Records that describe figures:
□ □ □ □ □
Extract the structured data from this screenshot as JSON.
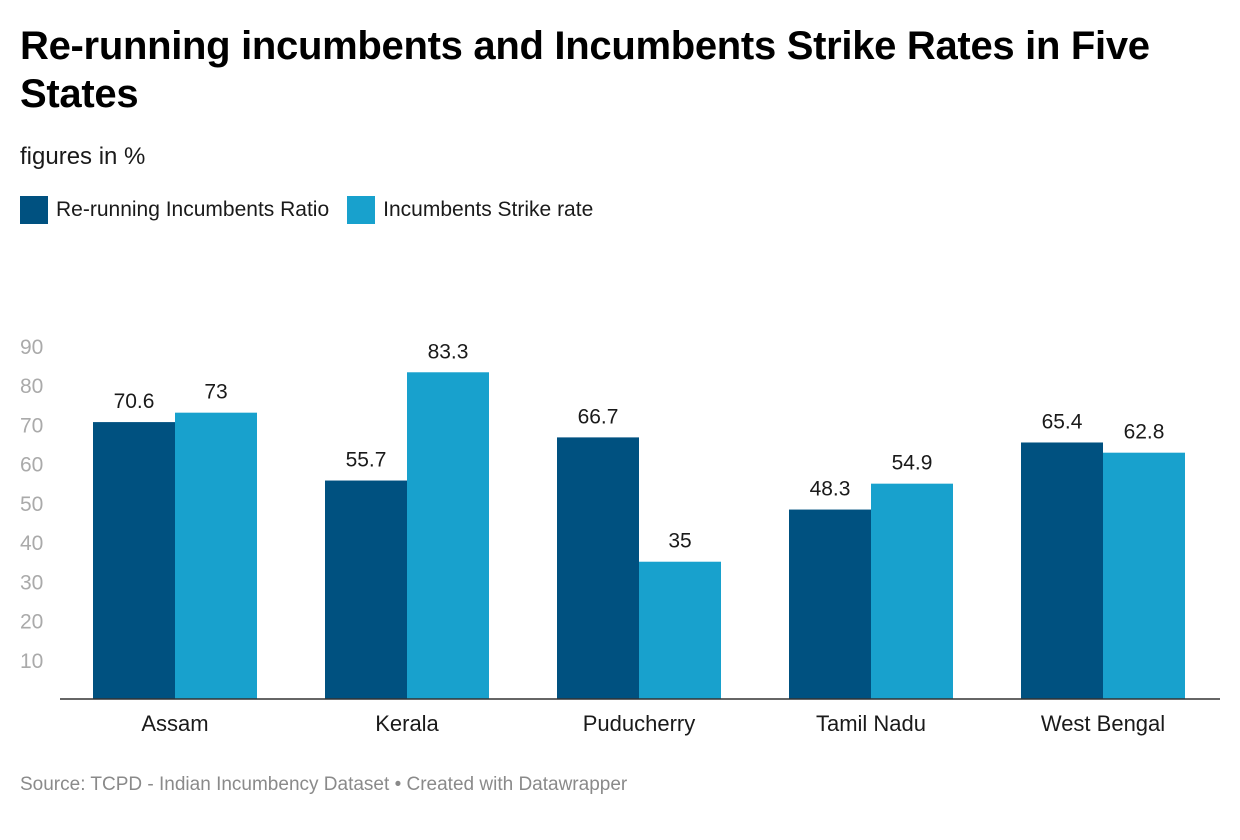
{
  "title": "Re-running incumbents and Incumbents Strike Rates in Five States",
  "subtitle": "figures in %",
  "footer": {
    "source": "Source: TCPD - Indian Incumbency Dataset",
    "separator": "•",
    "credit": "Created with Datawrapper"
  },
  "colors": {
    "series1": "#005180",
    "series2": "#18a1cd",
    "axis": "#333333",
    "tick_text": "#aaaaaa"
  },
  "chart_data": {
    "type": "bar",
    "categories": [
      "Assam",
      "Kerala",
      "Puducherry",
      "Tamil Nadu",
      "West Bengal"
    ],
    "series": [
      {
        "name": "Re-running Incumbents Ratio",
        "values": [
          70.6,
          55.7,
          66.7,
          48.3,
          65.4
        ],
        "labels": [
          "70.6",
          "55.7",
          "66.7",
          "48.3",
          "65.4"
        ]
      },
      {
        "name": "Incumbents Strike rate",
        "values": [
          73,
          83.3,
          35,
          54.9,
          62.8
        ],
        "labels": [
          "73",
          "83.3",
          "35",
          "54.9",
          "62.8"
        ]
      }
    ],
    "yticks": [
      10,
      20,
      30,
      40,
      50,
      60,
      70,
      80,
      90
    ],
    "ylim": [
      0,
      90
    ],
    "grid": false,
    "legend": "top-left"
  }
}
□ □ □ □ □
◆ **Requirement**
Your copy should repeat each entry above exactly but contain no pictures.

◆ **Finished task**
Extract the structured data from this screenshot as JSON.
{
  "title": "Re-running incumbents and Incumbents Strike Rates in Five States",
  "subtitle": "figures in %",
  "footer": {
    "source": "Source: TCPD - Indian Incumbency Dataset",
    "separator": "•",
    "credit": "Created with Datawrapper"
  },
  "colors": {
    "series1": "#005180",
    "series2": "#18a1cd",
    "axis": "#333333",
    "tick_text": "#aaaaaa"
  },
  "chart_data": {
    "type": "bar",
    "categories": [
      "Assam",
      "Kerala",
      "Puducherry",
      "Tamil Nadu",
      "West Bengal"
    ],
    "series": [
      {
        "name": "Re-running Incumbents Ratio",
        "values": [
          70.6,
          55.7,
          66.7,
          48.3,
          65.4
        ],
        "labels": [
          "70.6",
          "55.7",
          "66.7",
          "48.3",
          "65.4"
        ]
      },
      {
        "name": "Incumbents Strike rate",
        "values": [
          73,
          83.3,
          35,
          54.9,
          62.8
        ],
        "labels": [
          "73",
          "83.3",
          "35",
          "54.9",
          "62.8"
        ]
      }
    ],
    "yticks": [
      10,
      20,
      30,
      40,
      50,
      60,
      70,
      80,
      90
    ],
    "ylim": [
      0,
      90
    ],
    "grid": false,
    "legend": "top-left"
  }
}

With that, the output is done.